Copy every record below, exactly as written.

--------------------------------

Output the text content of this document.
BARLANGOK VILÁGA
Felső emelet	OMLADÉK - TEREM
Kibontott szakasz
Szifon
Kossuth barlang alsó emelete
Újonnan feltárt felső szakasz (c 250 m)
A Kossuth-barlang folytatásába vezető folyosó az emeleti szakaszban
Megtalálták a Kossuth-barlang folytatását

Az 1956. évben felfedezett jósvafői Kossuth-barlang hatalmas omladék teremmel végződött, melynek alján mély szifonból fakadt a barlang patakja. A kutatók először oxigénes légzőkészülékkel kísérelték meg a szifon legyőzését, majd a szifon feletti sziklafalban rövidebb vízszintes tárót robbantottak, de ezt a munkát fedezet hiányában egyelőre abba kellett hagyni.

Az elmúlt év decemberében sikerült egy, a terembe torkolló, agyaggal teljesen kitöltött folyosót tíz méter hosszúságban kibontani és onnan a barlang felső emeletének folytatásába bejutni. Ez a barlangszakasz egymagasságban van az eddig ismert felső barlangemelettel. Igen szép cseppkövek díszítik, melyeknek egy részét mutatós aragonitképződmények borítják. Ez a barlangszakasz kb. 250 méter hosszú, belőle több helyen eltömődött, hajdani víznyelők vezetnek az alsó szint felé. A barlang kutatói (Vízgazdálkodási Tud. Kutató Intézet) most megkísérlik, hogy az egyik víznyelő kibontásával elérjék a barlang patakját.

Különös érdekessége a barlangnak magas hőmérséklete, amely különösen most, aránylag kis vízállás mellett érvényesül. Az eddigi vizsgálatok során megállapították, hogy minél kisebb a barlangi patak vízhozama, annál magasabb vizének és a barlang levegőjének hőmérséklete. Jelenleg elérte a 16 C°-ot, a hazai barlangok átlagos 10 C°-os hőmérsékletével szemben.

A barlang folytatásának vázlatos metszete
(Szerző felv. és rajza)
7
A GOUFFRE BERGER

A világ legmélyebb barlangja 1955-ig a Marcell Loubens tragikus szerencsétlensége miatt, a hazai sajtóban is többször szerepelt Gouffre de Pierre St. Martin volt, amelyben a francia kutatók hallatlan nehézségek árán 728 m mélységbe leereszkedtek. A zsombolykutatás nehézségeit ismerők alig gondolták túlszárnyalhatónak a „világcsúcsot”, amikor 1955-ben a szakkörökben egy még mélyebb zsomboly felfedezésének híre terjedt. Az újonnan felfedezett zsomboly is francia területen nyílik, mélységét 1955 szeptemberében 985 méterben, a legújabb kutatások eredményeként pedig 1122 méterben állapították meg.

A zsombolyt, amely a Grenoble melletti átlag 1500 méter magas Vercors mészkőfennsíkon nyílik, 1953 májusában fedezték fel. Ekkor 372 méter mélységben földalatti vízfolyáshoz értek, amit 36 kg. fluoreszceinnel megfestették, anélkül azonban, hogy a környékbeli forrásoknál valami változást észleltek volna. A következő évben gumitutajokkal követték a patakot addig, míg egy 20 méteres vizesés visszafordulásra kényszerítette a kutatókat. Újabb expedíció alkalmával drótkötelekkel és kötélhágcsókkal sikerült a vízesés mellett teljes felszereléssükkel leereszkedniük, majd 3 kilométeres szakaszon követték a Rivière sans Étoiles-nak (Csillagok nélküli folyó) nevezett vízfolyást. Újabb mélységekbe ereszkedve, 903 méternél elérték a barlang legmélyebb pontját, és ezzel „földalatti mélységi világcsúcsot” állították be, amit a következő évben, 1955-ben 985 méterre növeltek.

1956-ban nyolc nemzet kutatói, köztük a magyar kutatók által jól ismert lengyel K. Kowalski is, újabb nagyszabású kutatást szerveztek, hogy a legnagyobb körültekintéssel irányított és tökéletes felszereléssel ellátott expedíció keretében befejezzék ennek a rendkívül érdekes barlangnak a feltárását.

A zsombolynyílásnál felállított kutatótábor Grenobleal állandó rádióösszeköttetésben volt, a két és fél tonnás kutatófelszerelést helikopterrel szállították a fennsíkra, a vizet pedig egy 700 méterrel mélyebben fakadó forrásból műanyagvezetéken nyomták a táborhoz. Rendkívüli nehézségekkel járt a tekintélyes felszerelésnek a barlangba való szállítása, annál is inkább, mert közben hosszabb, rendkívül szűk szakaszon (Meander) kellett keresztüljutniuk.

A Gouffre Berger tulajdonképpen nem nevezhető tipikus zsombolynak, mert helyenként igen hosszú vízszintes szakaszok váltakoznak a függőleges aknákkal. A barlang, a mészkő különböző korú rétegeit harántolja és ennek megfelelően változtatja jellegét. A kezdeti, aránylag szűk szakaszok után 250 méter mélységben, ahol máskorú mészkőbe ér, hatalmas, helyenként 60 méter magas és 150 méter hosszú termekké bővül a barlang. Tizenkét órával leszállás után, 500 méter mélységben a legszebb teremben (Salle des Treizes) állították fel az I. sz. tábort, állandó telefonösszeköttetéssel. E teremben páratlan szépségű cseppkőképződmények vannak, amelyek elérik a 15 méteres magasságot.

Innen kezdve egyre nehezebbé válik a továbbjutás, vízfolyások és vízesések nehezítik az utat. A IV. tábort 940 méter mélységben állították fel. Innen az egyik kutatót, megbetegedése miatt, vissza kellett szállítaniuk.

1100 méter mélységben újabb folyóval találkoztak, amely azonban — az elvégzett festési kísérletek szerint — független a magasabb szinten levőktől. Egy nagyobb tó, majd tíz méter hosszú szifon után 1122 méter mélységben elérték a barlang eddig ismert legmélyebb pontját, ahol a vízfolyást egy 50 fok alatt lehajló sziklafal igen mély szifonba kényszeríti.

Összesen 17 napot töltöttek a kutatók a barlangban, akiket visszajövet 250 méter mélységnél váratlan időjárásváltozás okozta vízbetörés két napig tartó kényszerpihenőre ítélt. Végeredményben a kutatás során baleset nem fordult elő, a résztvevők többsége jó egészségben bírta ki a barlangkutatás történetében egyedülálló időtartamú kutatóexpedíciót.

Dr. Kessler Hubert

--------------------------------

Written solution:
Output the text content of this document.
BARLANGOK VILÁGA
Felső emelet	OMLADÉK - TEREM
Kibontott szakasz
Szifon
Kossuth barlang alsó emelete
Újonnan feltárt felső szakasz (c 250 m)
A Kossuth-barlang folytatásába vezető folyosó az emeleti szakaszban
Megtalálták a Kossuth-barlang folytatását

Az 1956. évben felfedezett jósvafői Kossuth-barlang hatalmas omladék teremmel végződött, melynek alján mély szifonból fakadt a barlang patakja. A kutatók először oxigénes légzőkészülékkel kísérelték meg a szifon legyőzését, majd a szifon feletti sziklafalban rövidebb vízszintes tárót robbantottak, de ezt a munkát fedezet hiányában egyelőre abba kellett hagyni.

Az elmúlt év decemberében sikerült egy, a terembe torkolló, agyaggal teljesen kitöltött folyosót tíz méter hosszúságban kibontani és onnan a barlang felső emeletének folytatásába bejutni. Ez a barlangszakasz egymagasságban van az eddig ismert felső barlangemelettel. Igen szép cseppkövek díszítik, melyeknek egy részét mutatós aragonitképződmények borítják. Ez a barlangszakasz kb. 250 méter hosszú, belőle több helyen eltömődött, hajdani víznyelők vezetnek az alsó szint felé. A barlang kutatói (Vízgazdálkodási Tud. Kutató Intézet) most megkísérlik, hogy az egyik víznyelő kibontásával elérjék a barlang patakját.

Különös érdekessége a barlangnak magas hőmérséklete, amely különösen most, aránylag kis vízállás mellett érvényesül. Az eddigi vizsgálatok során megállapították, hogy minél kisebb a barlangi patak vízhozama, annál magasabb vizének és a barlang levegőjének hőmérséklete. Jelenleg elérte a 16 C°-ot, a hazai barlangok átlagos 10 C°-os hőmérsékletével szemben.

A barlang folytatásának vázlatos metszete
(Szerző felv. és rajza)
7
A GOUFFRE BERGER

A világ legmélyebb barlangja 1955-ig a Marcell Loubens tragikus szerencsétlensége miatt, a hazai sajtóban is többször szerepelt Gouffre de Pierre St. Martin volt, amelyben a francia kutatók hallatlan nehézségek árán 728 m mélységbe leereszkedtek. A zsombolykutatás nehézségeit ismerők alig gondolták túlszárnyalhatónak a „világcsúcsot”, amikor 1955-ben a szakkörökben egy még mélyebb zsomboly felfedezésének híre terjedt. Az újonnan felfedezett zsomboly is francia területen nyílik, mélységét 1955 szeptemberében 985 méterben, a legújabb kutatások eredményeként pedig 1122 méterben állapították meg.

A zsombolyt, amely a Grenoble melletti átlag 1500 méter magas Vercors mészkőfennsíkon nyílik, 1953 májusában fedezték fel. Ekkor 372 méter mélységben földalatti vízfolyáshoz értek, amit 36 kg. fluoreszceinnel megfestették, anélkül azonban, hogy a környékbeli forrásoknál valami változást észleltek volna. A következő évben gumitutajokkal követték a patakot addig, míg egy 20 méteres vizesés visszafordulásra kényszerítette a kutatókat. Újabb expedíció alkalmával drótkötelekkel és kötélhágcsókkal sikerült a vízesés mellett teljes felszereléssükkel leereszkedniük, majd 3 kilométeres szakaszon követték a Rivière sans Étoiles-nak (Csillagok nélküli folyó) nevezett vízfolyást. Újabb mélységekbe ereszkedve, 903 méternél elérték a barlang legmélyebb pontját, és ezzel „földalatti mélységi világcsúcsot” állították be, amit a következő évben, 1955-ben 985 méterre növeltek.

1956-ban nyolc nemzet kutatói, köztük a magyar kutatók által jól ismert lengyel K. Kowalski is, újabb nagyszabású kutatást szerveztek, hogy a legnagyobb körültekintéssel irányított és tökéletes felszereléssel ellátott expedíció keretében befejezzék ennek a rendkívül érdekes barlangnak a feltárását.

A zsombolynyílásnál felállított kutatótábor Grenobleal állandó rádióösszeköttetésben volt, a két és fél tonnás kutatófelszerelést helikopterrel szállították a fennsíkra, a vizet pedig egy 700 méterrel mélyebben fakadó forrásból műanyagvezetéken nyomták a táborhoz. Rendkívüli nehézségekkel járt a tekintélyes felszerelésnek a barlangba való szállítása, annál is inkább, mert közben hosszabb, rendkívül szűk szakaszon (Meander) kellett keresztüljutniuk.

A Gouffre Berger tulajdonképpen nem nevezhető tipikus zsombolynak, mert helyenként igen hosszú vízszintes szakaszok váltakoznak a függőleges aknákkal. A barlang, a mészkő különböző korú rétegeit harántolja és ennek megfelelően változtatja jellegét. A kezdeti, aránylag szűk szakaszok után 250 méter mélységben, ahol máskorú mészkőbe ér, hatalmas, helyenként 60 méter magas és 150 méter hosszú termekké bővül a barlang. Tizenkét órával leszállás után, 500 méter mélységben a legszebb teremben (Salle des Treizes) állították fel az I. sz. tábort, állandó telefonösszeköttetéssel. E teremben páratlan szépségű cseppkőképződmények vannak, amelyek elérik a 15 méteres magasságot.

Innen kezdve egyre nehezebbé válik a továbbjutás, vízfolyások és vízesések nehezítik az utat. A IV. tábort 940 méter mélységben állították fel. Innen az egyik kutatót, megbetegedése miatt, vissza kellett szállítaniuk.

1100 méter mélységben újabb folyóval találkoztak, amely azonban — az elvégzett festési kísérletek szerint — független a magasabb szinten levőktől. Egy nagyobb tó, majd tíz méter hosszú szifon után 1122 méter mélységben elérték a barlang eddig ismert legmélyebb pontját, ahol a vízfolyást egy 50 fok alatt lehajló sziklafal igen mély szifonba kényszeríti.

Összesen 17 napot töltöttek a kutatók a barlangban, akiket visszajövet 250 méter mélységnél váratlan időjárásváltozás okozta vízbetörés két napig tartó kényszerpihenőre ítélt. Végeredményben a kutatás során baleset nem fordult elő, a résztvevők többsége jó egészségben bírta ki a barlangkutatás történetében egyedülálló időtartamú kutatóexpedíciót.

Dr. Kessler Hubert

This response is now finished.